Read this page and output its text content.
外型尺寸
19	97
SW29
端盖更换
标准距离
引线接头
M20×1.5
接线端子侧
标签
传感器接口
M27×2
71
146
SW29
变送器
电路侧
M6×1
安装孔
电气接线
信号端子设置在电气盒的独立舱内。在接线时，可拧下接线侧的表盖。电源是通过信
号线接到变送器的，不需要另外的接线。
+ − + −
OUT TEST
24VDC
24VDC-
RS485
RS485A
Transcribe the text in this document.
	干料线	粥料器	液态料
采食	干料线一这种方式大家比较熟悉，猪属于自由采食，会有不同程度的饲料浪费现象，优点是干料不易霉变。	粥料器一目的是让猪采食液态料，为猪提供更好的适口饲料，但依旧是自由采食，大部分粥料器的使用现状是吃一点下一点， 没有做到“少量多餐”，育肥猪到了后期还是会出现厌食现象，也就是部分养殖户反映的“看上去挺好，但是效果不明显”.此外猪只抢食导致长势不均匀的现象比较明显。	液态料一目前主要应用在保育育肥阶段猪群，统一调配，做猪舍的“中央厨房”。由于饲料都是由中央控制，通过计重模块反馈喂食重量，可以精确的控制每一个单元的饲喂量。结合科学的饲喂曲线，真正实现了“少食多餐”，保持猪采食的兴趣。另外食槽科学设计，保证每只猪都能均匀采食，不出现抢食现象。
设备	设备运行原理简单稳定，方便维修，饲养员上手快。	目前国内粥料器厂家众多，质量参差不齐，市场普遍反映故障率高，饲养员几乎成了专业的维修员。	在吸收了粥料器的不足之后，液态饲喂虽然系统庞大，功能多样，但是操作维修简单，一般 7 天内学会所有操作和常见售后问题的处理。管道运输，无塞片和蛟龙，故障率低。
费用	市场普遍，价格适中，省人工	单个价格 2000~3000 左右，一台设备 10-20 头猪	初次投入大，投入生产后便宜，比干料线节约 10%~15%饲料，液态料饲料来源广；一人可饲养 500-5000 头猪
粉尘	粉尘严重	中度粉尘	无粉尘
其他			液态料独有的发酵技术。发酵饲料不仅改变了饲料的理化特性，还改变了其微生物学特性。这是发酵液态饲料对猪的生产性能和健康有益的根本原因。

+===+

### [PROBLEM]
Restate the whole listing exactly, leaving out nothing.

### [RESULT FOR THIS EXERCISE]
Read this page and output its text content.
外型尺寸
19	97
SW29
端盖更换
标准距离
引线接头
M20×1.5
接线端子侧
标签
传感器接口
M27×2
71
146
SW29
变送器
电路侧
M6×1
安装孔
电气接线
信号端子设置在电气盒的独立舱内。在接线时，可拧下接线侧的表盖。电源是通过信
号线接到变送器的，不需要另外的接线。
+ − + −
OUT TEST
24VDC
24VDC-
RS485
RS485A
Transcribe the text in this document.
	干料线	粥料器	液态料
采食	干料线一这种方式大家比较熟悉，猪属于自由采食，会有不同程度的饲料浪费现象，优点是干料不易霉变。	粥料器一目的是让猪采食液态料，为猪提供更好的适口饲料，但依旧是自由采食，大部分粥料器的使用现状是吃一点下一点， 没有做到“少量多餐”，育肥猪到了后期还是会出现厌食现象，也就是部分养殖户反映的“看上去挺好，但是效果不明显”.此外猪只抢食导致长势不均匀的现象比较明显。	液态料一目前主要应用在保育育肥阶段猪群，统一调配，做猪舍的“中央厨房”。由于饲料都是由中央控制，通过计重模块反馈喂食重量，可以精确的控制每一个单元的饲喂量。结合科学的饲喂曲线，真正实现了“少食多餐”，保持猪采食的兴趣。另外食槽科学设计，保证每只猪都能均匀采食，不出现抢食现象。
设备	设备运行原理简单稳定，方便维修，饲养员上手快。	目前国内粥料器厂家众多，质量参差不齐，市场普遍反映故障率高，饲养员几乎成了专业的维修员。	在吸收了粥料器的不足之后，液态饲喂虽然系统庞大，功能多样，但是操作维修简单，一般 7 天内学会所有操作和常见售后问题的处理。管道运输，无塞片和蛟龙，故障率低。
费用	市场普遍，价格适中，省人工	单个价格 2000~3000 左右，一台设备 10-20 头猪	初次投入大，投入生产后便宜，比干料线节约 10%~15%饲料，液态料饲料来源广；一人可饲养 500-5000 头猪
粉尘	粉尘严重	中度粉尘	无粉尘
其他			液态料独有的发酵技术。发酵饲料不仅改变了饲料的理化特性，还改变了其微生物学特性。这是发酵液态饲料对猪的生产性能和健康有益的根本原因。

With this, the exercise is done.